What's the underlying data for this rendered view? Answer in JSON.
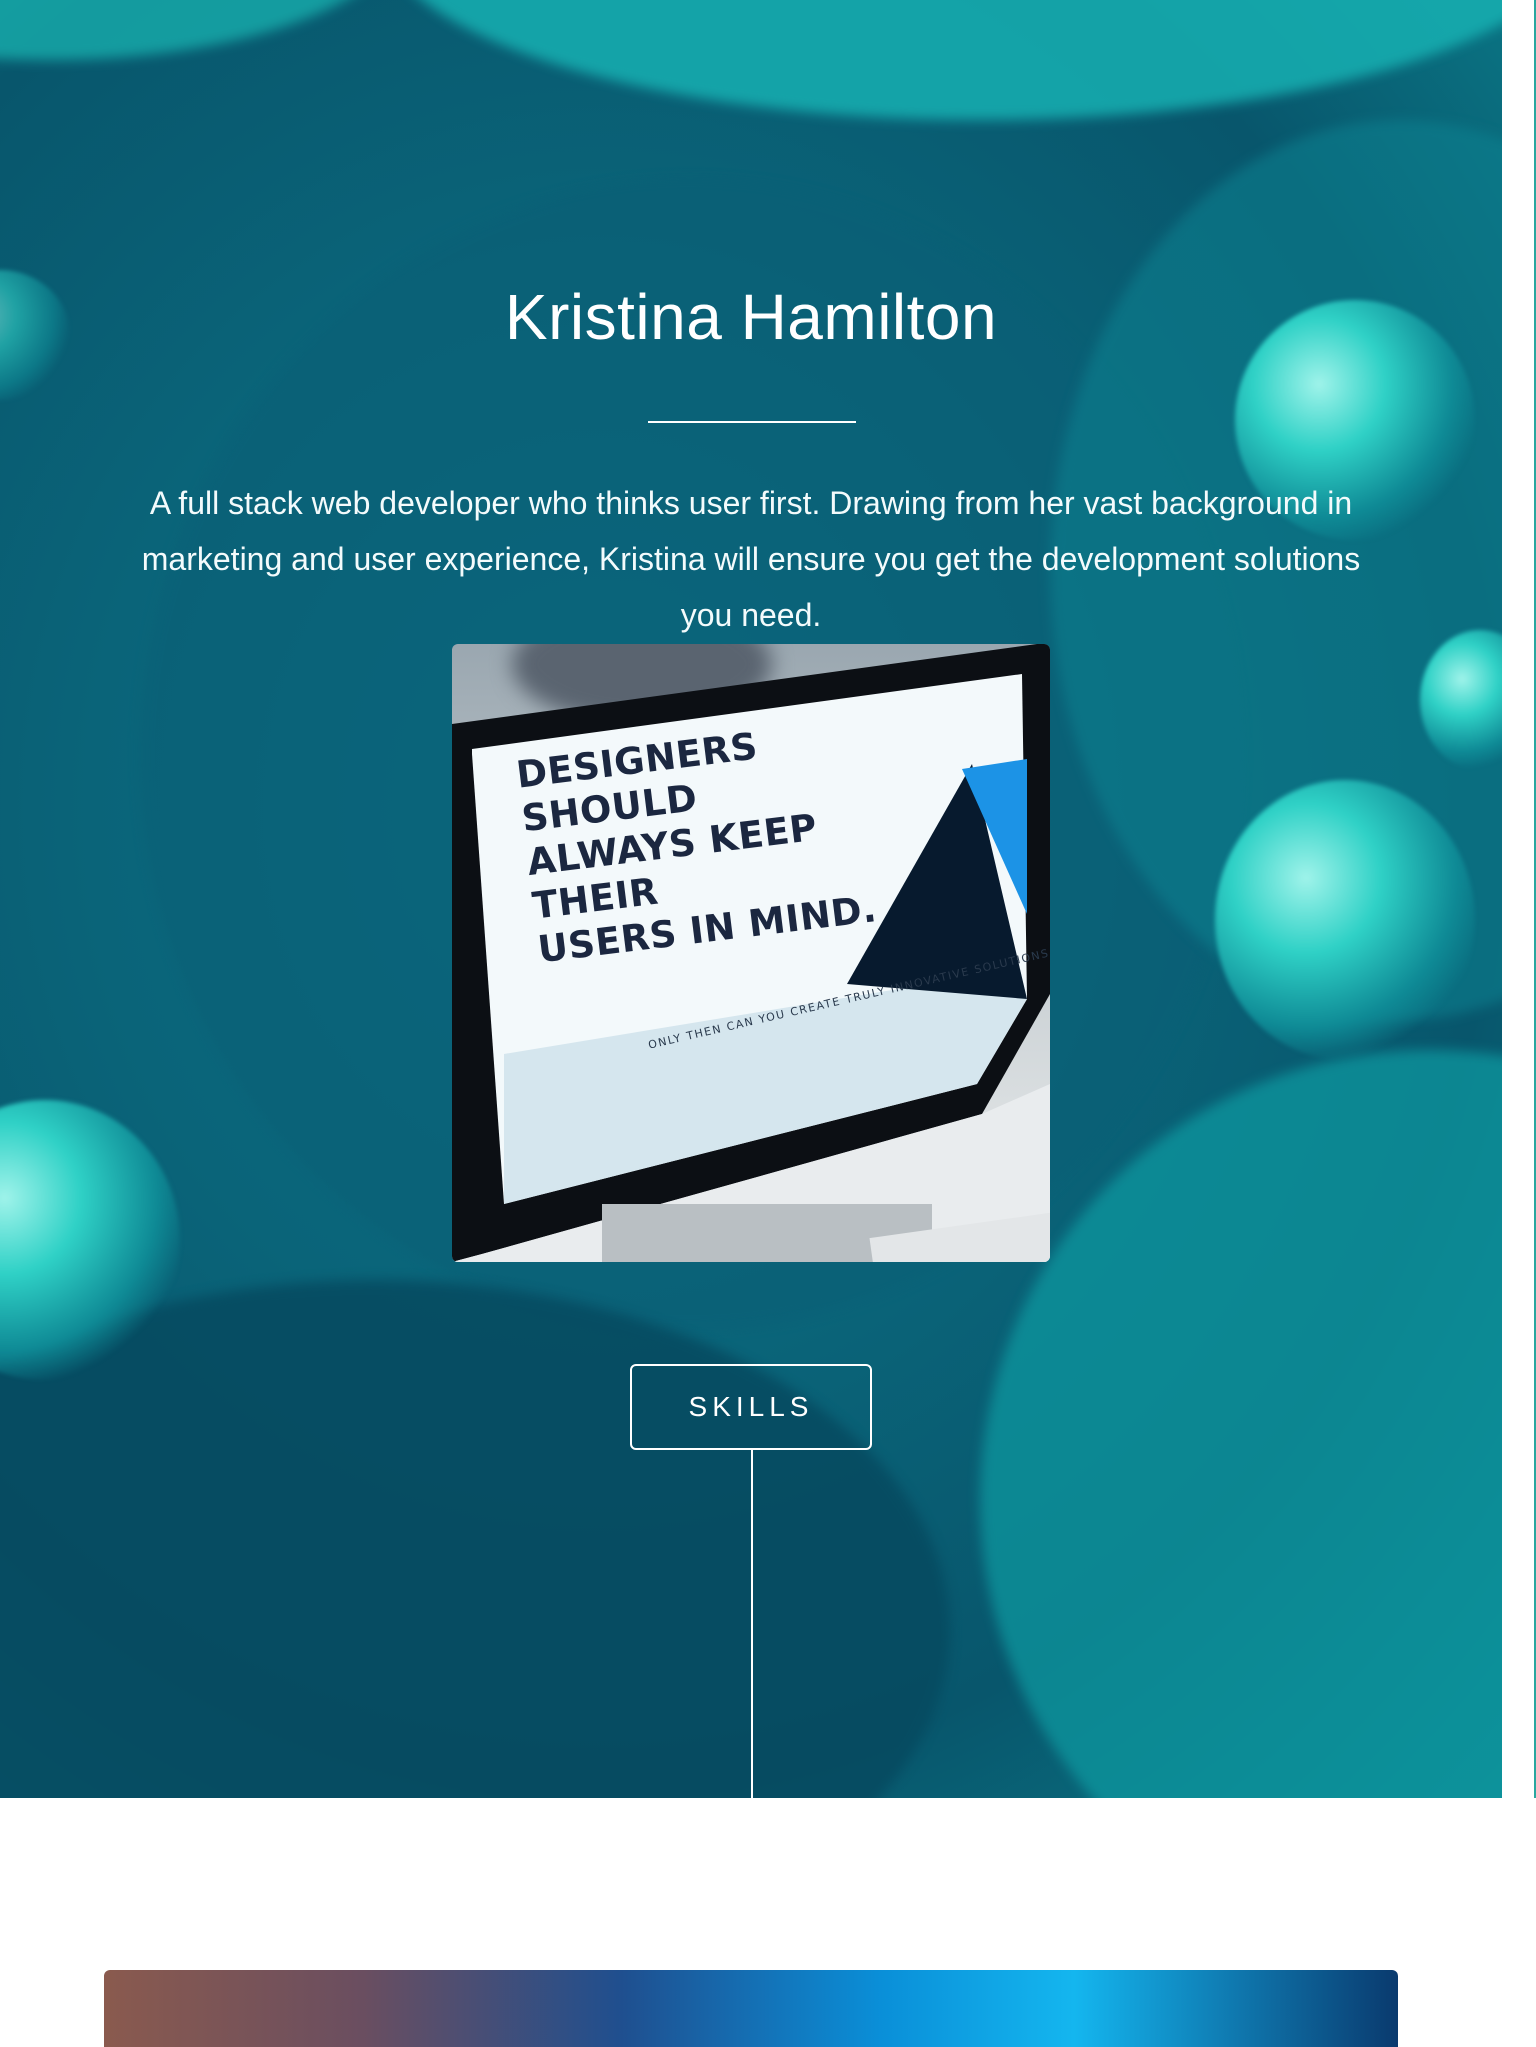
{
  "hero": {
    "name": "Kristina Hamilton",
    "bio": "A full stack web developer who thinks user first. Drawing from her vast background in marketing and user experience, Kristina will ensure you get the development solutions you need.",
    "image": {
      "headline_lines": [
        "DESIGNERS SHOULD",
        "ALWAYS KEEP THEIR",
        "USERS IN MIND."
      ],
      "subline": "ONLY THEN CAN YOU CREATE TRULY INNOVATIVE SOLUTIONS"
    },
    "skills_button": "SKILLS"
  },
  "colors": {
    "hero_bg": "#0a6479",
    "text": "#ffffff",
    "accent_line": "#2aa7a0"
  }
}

--

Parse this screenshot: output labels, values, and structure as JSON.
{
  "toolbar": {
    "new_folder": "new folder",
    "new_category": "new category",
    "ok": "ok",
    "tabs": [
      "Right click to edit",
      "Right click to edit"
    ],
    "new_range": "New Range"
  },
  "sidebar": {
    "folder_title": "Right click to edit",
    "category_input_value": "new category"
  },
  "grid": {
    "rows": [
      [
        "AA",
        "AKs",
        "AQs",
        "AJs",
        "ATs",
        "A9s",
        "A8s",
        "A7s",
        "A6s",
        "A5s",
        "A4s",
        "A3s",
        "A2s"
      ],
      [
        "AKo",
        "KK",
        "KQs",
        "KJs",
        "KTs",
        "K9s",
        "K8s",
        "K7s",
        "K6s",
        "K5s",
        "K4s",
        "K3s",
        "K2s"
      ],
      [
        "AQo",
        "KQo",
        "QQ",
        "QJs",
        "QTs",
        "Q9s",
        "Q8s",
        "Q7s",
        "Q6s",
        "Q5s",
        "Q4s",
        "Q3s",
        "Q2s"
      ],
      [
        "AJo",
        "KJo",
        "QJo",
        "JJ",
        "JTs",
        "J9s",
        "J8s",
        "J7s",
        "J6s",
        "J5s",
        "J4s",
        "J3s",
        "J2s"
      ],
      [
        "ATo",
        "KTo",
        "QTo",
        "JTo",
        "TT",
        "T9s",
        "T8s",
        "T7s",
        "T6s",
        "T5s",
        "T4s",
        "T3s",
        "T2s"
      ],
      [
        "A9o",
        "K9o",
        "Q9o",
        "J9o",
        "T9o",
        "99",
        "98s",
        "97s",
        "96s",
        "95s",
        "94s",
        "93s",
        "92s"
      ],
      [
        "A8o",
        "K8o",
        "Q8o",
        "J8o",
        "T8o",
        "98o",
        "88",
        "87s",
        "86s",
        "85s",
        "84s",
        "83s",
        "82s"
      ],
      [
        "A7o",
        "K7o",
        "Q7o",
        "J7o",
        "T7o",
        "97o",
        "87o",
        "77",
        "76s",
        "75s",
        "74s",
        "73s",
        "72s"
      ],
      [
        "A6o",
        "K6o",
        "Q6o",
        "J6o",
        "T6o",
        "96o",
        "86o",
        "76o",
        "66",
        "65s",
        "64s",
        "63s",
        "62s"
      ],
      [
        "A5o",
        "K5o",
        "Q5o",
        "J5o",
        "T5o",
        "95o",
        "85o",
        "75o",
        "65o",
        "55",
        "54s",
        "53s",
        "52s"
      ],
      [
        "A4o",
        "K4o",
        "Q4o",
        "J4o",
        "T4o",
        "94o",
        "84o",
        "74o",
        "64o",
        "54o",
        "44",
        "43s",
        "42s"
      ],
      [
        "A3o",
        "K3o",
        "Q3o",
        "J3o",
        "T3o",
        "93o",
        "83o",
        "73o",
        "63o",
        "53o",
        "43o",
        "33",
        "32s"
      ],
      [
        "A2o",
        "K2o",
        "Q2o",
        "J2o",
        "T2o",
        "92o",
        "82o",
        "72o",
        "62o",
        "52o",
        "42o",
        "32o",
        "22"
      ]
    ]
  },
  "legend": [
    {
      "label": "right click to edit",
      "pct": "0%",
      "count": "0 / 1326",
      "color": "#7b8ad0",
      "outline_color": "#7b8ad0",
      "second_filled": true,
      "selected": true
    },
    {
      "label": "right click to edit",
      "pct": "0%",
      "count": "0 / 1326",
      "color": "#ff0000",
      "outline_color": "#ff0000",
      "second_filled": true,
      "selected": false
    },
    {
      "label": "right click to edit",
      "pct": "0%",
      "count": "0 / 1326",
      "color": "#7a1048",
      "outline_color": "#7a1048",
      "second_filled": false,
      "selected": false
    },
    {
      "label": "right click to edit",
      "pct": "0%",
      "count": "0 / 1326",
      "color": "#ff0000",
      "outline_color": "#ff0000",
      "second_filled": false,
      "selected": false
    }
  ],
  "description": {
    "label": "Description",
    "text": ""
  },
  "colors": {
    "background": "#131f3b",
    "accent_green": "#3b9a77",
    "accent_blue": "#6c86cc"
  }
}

● **Your objective**:
Read the data above and pull out each line that holds the string "category".

● **Response to the exercise**:
    "new_category": "new category",
    "category_input_value": "new category"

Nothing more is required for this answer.